──────── Task material

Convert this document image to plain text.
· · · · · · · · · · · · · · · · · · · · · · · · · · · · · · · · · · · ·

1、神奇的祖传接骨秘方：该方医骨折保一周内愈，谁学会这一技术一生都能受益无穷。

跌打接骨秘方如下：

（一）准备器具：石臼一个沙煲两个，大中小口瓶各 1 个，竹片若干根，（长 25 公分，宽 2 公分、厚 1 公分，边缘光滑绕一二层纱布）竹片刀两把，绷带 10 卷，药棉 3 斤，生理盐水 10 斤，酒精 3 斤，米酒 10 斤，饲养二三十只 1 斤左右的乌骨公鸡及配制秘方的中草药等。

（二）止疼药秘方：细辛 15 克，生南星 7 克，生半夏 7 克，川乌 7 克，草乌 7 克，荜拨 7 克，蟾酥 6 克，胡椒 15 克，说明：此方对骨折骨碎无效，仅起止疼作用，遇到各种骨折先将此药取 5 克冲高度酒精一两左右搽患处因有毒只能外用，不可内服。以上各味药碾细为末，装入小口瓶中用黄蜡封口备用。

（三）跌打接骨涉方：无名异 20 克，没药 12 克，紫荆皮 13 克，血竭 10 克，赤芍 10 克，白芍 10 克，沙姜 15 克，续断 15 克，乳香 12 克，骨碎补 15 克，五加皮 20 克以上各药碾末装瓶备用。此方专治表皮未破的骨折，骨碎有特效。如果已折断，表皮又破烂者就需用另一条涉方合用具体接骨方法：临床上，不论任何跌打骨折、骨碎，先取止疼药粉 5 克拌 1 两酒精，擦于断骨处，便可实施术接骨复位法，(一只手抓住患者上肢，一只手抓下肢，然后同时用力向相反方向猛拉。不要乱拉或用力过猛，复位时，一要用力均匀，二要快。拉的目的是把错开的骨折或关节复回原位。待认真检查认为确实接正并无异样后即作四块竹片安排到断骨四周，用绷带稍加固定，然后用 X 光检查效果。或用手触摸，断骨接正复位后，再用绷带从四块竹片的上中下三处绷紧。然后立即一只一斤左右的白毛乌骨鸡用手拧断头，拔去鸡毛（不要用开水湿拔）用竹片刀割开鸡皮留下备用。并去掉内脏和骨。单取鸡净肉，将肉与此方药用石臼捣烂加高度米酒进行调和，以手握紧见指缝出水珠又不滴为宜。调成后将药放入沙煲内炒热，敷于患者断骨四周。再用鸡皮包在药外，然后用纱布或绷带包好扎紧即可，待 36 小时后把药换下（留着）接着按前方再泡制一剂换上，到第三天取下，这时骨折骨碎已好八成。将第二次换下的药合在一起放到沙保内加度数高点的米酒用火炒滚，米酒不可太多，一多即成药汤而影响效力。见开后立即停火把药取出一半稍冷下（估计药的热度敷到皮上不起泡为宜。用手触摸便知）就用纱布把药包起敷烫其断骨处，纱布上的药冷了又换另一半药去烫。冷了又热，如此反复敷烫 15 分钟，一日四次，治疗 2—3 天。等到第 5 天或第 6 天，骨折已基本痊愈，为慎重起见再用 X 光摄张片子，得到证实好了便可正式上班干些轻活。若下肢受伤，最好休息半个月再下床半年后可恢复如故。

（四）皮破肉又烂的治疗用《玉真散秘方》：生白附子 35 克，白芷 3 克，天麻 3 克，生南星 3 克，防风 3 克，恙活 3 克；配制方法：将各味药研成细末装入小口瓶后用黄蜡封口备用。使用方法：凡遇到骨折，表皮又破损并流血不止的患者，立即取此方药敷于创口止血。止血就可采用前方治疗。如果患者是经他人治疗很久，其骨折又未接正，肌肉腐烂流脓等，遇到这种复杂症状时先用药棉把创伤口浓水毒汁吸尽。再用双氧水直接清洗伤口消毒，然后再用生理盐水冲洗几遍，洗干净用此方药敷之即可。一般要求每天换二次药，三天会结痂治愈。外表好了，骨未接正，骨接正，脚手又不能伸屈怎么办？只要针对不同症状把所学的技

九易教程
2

────────────────

## Job:
Reproduce every entry shown above, precisely as it stands.

## Result:
Convert this document image to plain text.
· · · · · · · · · · · · · · · · · · · · · · · · · · · · · · · · · · · ·

1、神奇的祖传接骨秘方：该方医骨折保一周内愈，谁学会这一技术一生都能受益无穷。

跌打接骨秘方如下：

（一）准备器具：石臼一个沙煲两个，大中小口瓶各 1 个，竹片若干根，（长 25 公分，宽 2 公分、厚 1 公分，边缘光滑绕一二层纱布）竹片刀两把，绷带 10 卷，药棉 3 斤，生理盐水 10 斤，酒精 3 斤，米酒 10 斤，饲养二三十只 1 斤左右的乌骨公鸡及配制秘方的中草药等。

（二）止疼药秘方：细辛 15 克，生南星 7 克，生半夏 7 克，川乌 7 克，草乌 7 克，荜拨 7 克，蟾酥 6 克，胡椒 15 克，说明：此方对骨折骨碎无效，仅起止疼作用，遇到各种骨折先将此药取 5 克冲高度酒精一两左右搽患处因有毒只能外用，不可内服。以上各味药碾细为末，装入小口瓶中用黄蜡封口备用。

（三）跌打接骨涉方：无名异 20 克，没药 12 克，紫荆皮 13 克，血竭 10 克，赤芍 10 克，白芍 10 克，沙姜 15 克，续断 15 克，乳香 12 克，骨碎补 15 克，五加皮 20 克以上各药碾末装瓶备用。此方专治表皮未破的骨折，骨碎有特效。如果已折断，表皮又破烂者就需用另一条涉方合用具体接骨方法：临床上，不论任何跌打骨折、骨碎，先取止疼药粉 5 克拌 1 两酒精，擦于断骨处，便可实施术接骨复位法，(一只手抓住患者上肢，一只手抓下肢，然后同时用力向相反方向猛拉。不要乱拉或用力过猛，复位时，一要用力均匀，二要快。拉的目的是把错开的骨折或关节复回原位。待认真检查认为确实接正并无异样后即作四块竹片安排到断骨四周，用绷带稍加固定，然后用 X 光检查效果。或用手触摸，断骨接正复位后，再用绷带从四块竹片的上中下三处绷紧。然后立即一只一斤左右的白毛乌骨鸡用手拧断头，拔去鸡毛（不要用开水湿拔）用竹片刀割开鸡皮留下备用。并去掉内脏和骨。单取鸡净肉，将肉与此方药用石臼捣烂加高度米酒进行调和，以手握紧见指缝出水珠又不滴为宜。调成后将药放入沙煲内炒热，敷于患者断骨四周。再用鸡皮包在药外，然后用纱布或绷带包好扎紧即可，待 36 小时后把药换下（留着）接着按前方再泡制一剂换上，到第三天取下，这时骨折骨碎已好八成。将第二次换下的药合在一起放到沙保内加度数高点的米酒用火炒滚，米酒不可太多，一多即成药汤而影响效力。见开后立即停火把药取出一半稍冷下（估计药的热度敷到皮上不起泡为宜。用手触摸便知）就用纱布把药包起敷烫其断骨处，纱布上的药冷了又换另一半药去烫。冷了又热，如此反复敷烫 15 分钟，一日四次，治疗 2—3 天。等到第 5 天或第 6 天，骨折已基本痊愈，为慎重起见再用 X 光摄张片子，得到证实好了便可正式上班干些轻活。若下肢受伤，最好休息半个月再下床半年后可恢复如故。

（四）皮破肉又烂的治疗用《玉真散秘方》：生白附子 35 克，白芷 3 克，天麻 3 克，生南星 3 克，防风 3 克，恙活 3 克；配制方法：将各味药研成细末装入小口瓶后用黄蜡封口备用。使用方法：凡遇到骨折，表皮又破损并流血不止的患者，立即取此方药敷于创口止血。止血就可采用前方治疗。如果患者是经他人治疗很久，其骨折又未接正，肌肉腐烂流脓等，遇到这种复杂症状时先用药棉把创伤口浓水毒汁吸尽。再用双氧水直接清洗伤口消毒，然后再用生理盐水冲洗几遍，洗干净用此方药敷之即可。一般要求每天换二次药，三天会结痂治愈。外表好了，骨未接正，骨接正，脚手又不能伸屈怎么办？只要针对不同症状把所学的技

九易教程
2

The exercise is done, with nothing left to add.